→ **Aim**: Can you copy out the material from the line with "list 26 of the" to the line with "- bar: [532, 482, 659, 737]", including both of those lines, keeping every character unchanged and leaving out the picture?

→ **Dataset entries**:
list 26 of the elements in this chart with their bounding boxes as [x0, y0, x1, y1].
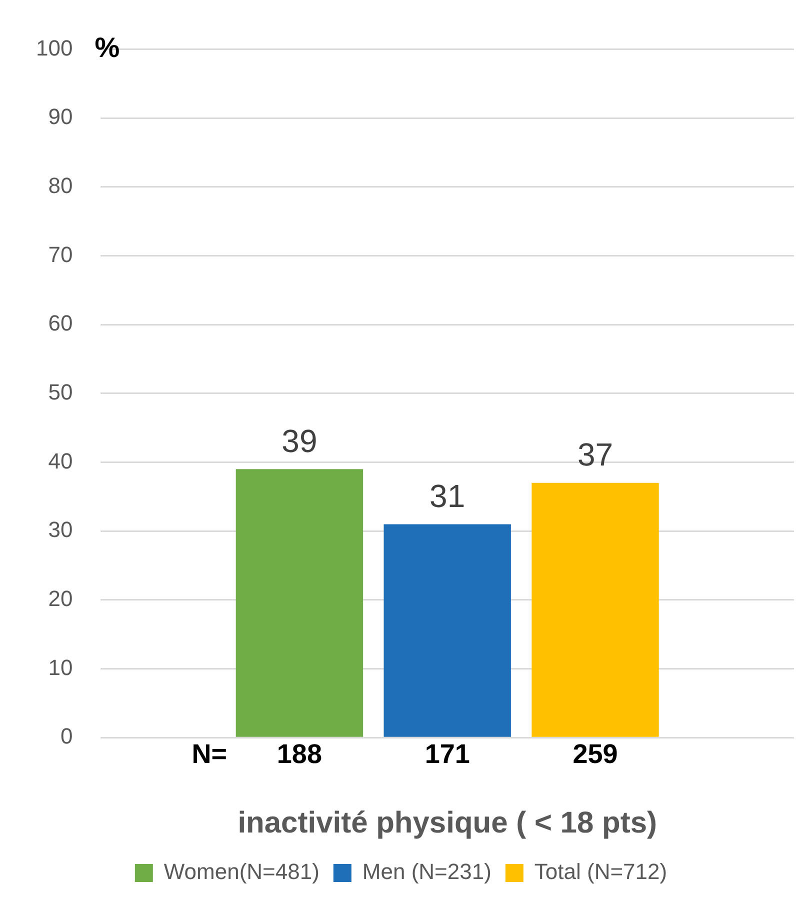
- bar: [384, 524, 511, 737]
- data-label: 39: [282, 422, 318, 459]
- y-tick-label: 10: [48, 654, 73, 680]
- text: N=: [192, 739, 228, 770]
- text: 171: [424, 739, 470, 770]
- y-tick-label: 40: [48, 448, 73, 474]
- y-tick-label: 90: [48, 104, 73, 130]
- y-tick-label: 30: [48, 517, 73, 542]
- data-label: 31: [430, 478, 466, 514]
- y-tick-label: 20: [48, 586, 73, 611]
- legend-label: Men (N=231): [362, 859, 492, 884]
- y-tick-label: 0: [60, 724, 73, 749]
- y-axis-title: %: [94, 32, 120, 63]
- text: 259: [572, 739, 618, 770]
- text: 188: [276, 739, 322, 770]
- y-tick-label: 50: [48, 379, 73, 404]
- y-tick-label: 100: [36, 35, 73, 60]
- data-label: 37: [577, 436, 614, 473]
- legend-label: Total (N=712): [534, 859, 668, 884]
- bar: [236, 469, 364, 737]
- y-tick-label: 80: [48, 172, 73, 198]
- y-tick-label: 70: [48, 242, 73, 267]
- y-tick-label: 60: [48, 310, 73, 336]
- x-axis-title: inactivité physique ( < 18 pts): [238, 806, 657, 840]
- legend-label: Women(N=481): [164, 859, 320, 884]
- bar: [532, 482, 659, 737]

---

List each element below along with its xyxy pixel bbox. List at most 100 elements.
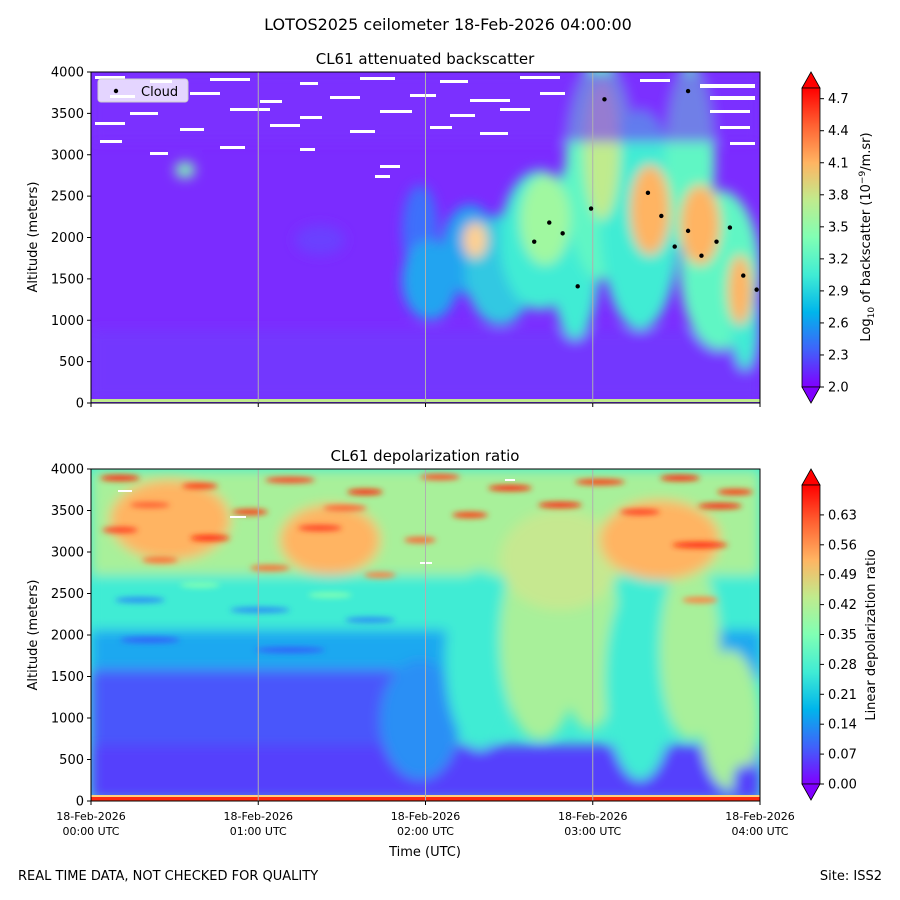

→ **Result below**:
list 26 of the elements in this chart with their bounding boxes as [x0, y0, x1, y1].
- bar: [384, 524, 511, 737]
- data-label: 39: [282, 422, 318, 459]
- y-tick-label: 10: [48, 654, 73, 680]
- text: N=: [192, 739, 228, 770]
- text: 171: [424, 739, 470, 770]
- y-tick-label: 40: [48, 448, 73, 474]
- y-tick-label: 90: [48, 104, 73, 130]
- y-tick-label: 30: [48, 517, 73, 542]
- data-label: 31: [430, 478, 466, 514]
- y-tick-label: 20: [48, 586, 73, 611]
- legend-label: Men (N=231): [362, 859, 492, 884]
- y-tick-label: 0: [60, 724, 73, 749]
- y-axis-title: %: [94, 32, 120, 63]
- text: 259: [572, 739, 618, 770]
- text: 188: [276, 739, 322, 770]
- y-tick-label: 50: [48, 379, 73, 404]
- y-tick-label: 100: [36, 35, 73, 60]
- data-label: 37: [577, 436, 614, 473]
- legend-label: Total (N=712): [534, 859, 668, 884]
- bar: [236, 469, 364, 737]
- y-tick-label: 80: [48, 172, 73, 198]
- y-tick-label: 70: [48, 242, 73, 267]
- y-tick-label: 60: [48, 310, 73, 336]
- x-axis-title: inactivité physique ( < 18 pts): [238, 806, 657, 840]
- legend-label: Women(N=481): [164, 859, 320, 884]
- bar: [532, 482, 659, 737]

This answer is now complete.